━━━━━ ПРИВЕДЁННЫЙ ОТРЫВОК
С тех пор Директива Касабланки, адресованная командованиям бомбардировочной авиации двух стран, часто отождествлялась с окончательным смертным приговором германским городам. Любые сомнения в этом рассеиваются при чтении фраз, которыми она начинается: «Вашей первостепенной задачей является нарастающее уничтожение и разрушение германской военной, промышленной и экономической системы, и подрыв морального состояния немецкого народа до такой степени, когда его способность к вооруженному сопротивлению будет практически сведена на нет».[36]36
  Стратегическое воздушное наступление на Германию. Т. II. С. 12.


[Закрыть]

Однако она не ограничивалась общим заявлением о намерениях. В ней содержался перечень типов объектов, подлежащих налетам при наличии допустимых погодных и тактических условий:

1. Германские верфи, где строятся подводные лодки.

2. Германская авиационная промышленность.

3. Транспортная система.

4. Нефтеперерабатывающие предприятия.

5. Другие объекты военной индустрии.

Похоже, американцы добились своего в отношении прицельной дневной бомбежки промышленных объектов, в то время как британцы не отошли от своей практики ночных «площадных бомбежек». Сам Черчилль писал, что во время конференции он беседовал с командующим 8-й воздушной армией США генералом Икером, и обе стороны повторили свои аргументы. Черчилль пытался склонить Икера к ночным бомбардировкам, но последний не сдавал своих позиций. В конце концов британский премьер-министр сдался: «Я решил поддержать Икера и его идею, полностью изменил свою позицию и снял все возражения в отношении дневных налетов „крепостями“».[37]37
  The Second World War. Т. IV. С. 545.
━━━━━━━━━━
### ЗАДАНИЯ
1. Определите, соответствуют ли приведённому отрывку следующие утверждения. (a) Директива Касабланки была адресована командованиям бомбардировочной авиации двух стран. (b) Нефтеперерабатывающие предприятия стоят в перечне объектов на первом месте. (c) В конце концов Черчилль согласился с Икером насчёт дневных налетов. На каждое утверждение ответьте «да» или «нет» и приведите дословную цитату из отрывка, которая это решает.
2. Оформите в виде таблицы Markdown строки записей от самого начала до строки, содержащей «sell-price[interactable]: 1.32 18», включая обе границы. Пустые строки пропустите, а столбцы назовите «№» и «Строка записи».
━━━━━ ПРЕДОСТАВЛЕННЫЕ ЗАПИСИ
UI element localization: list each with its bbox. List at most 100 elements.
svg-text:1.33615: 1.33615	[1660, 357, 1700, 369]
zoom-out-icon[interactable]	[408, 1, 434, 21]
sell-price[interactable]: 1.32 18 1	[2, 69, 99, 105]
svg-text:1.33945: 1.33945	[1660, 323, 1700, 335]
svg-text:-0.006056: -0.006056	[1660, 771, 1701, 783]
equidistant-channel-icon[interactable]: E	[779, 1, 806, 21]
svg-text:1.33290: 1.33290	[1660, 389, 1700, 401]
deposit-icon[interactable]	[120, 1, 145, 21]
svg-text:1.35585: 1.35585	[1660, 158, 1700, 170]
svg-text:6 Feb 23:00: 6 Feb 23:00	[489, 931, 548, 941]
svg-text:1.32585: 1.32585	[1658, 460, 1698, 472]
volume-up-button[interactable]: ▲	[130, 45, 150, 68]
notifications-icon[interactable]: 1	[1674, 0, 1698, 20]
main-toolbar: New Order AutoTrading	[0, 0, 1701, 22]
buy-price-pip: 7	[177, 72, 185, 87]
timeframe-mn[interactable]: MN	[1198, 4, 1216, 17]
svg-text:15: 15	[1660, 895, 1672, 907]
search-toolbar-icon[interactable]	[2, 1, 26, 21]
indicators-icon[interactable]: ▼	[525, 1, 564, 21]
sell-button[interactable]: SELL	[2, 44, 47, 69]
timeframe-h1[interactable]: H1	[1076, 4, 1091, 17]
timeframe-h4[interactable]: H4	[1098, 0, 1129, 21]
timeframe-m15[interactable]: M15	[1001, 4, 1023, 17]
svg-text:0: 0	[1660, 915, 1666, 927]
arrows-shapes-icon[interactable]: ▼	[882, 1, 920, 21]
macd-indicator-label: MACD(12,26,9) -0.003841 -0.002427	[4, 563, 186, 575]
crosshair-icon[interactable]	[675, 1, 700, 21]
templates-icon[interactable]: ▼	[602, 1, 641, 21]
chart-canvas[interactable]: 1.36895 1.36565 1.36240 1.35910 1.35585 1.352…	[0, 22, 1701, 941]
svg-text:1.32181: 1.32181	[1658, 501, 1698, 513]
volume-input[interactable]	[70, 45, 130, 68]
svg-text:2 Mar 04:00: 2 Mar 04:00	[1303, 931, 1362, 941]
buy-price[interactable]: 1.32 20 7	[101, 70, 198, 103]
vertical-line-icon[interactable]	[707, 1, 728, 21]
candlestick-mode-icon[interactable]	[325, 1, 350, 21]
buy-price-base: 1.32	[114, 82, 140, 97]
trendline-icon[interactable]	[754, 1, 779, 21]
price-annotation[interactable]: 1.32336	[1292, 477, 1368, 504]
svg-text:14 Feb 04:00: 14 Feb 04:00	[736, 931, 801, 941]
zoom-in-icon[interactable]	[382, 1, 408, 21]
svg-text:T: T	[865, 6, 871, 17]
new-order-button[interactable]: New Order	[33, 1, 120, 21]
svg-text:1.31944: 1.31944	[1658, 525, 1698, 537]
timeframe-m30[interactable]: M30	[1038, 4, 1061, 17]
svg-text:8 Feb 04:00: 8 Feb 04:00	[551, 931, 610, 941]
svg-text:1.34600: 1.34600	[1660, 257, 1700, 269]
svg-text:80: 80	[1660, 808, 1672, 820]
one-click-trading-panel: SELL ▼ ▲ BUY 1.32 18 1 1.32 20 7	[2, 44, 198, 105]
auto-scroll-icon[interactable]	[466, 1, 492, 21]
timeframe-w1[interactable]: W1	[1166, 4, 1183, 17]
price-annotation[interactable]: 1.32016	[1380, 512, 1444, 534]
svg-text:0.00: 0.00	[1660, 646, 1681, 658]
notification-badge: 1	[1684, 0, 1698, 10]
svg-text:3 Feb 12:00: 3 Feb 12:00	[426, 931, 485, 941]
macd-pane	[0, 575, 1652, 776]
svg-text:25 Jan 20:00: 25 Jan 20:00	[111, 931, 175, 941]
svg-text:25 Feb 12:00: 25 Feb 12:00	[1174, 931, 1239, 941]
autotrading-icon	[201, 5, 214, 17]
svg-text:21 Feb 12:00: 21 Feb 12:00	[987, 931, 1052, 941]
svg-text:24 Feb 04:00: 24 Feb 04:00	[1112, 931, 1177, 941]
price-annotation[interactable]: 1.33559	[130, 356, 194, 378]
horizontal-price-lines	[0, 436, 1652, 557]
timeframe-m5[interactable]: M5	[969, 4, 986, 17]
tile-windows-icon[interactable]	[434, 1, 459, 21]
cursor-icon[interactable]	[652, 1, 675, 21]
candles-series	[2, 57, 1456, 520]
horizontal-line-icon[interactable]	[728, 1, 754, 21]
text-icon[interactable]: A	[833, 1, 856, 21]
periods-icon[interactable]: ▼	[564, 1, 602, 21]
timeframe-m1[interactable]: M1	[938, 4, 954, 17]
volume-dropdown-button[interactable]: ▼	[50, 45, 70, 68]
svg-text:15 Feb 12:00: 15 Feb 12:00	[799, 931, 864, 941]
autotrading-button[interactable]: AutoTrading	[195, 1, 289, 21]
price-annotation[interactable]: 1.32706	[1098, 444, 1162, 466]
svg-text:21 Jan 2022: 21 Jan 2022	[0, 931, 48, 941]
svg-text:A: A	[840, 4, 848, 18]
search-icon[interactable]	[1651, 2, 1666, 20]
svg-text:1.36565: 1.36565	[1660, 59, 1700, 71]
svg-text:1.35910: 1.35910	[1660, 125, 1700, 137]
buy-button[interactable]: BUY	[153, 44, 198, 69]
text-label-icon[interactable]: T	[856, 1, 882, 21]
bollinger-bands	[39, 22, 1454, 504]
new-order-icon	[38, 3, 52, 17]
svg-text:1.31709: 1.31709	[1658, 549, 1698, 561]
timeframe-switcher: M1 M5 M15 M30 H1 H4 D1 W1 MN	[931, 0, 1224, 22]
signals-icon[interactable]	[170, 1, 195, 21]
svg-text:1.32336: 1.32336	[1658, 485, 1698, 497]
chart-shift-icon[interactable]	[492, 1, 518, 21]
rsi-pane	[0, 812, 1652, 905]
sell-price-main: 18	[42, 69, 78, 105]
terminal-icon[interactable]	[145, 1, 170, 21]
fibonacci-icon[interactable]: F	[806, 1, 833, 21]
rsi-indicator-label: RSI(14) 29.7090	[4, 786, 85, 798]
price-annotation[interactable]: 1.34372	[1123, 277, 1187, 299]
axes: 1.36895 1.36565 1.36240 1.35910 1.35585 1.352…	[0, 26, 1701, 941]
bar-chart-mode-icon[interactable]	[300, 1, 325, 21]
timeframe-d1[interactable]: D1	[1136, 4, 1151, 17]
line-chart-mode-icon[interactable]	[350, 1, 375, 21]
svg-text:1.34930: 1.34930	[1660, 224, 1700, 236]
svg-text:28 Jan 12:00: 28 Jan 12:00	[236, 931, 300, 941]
━━━━━━━━━━
### ОТВЕТЫ
1.
(a) Да: «адресованная командованиям бомбардировочной авиации двух стран».
(b) Нет: «1. Германские верфи, где строятся подводные лодки.»
(c) Да: «Я решил поддержать Икера и его идею».

2.
| № | Строка записи |
|---|---|
| 1 | UI element localization: list each with its bbox. List at most 100 elements. |
| 2 | svg-text:1.33615: 1.33615	[1660, 357, 1700, 369] |
| 3 | zoom-out-icon[interactable]	[408, 1, 434, 21] |
| 4 | sell-price[interactable]: 1.32 18 1	[2, 69, 99, 105] |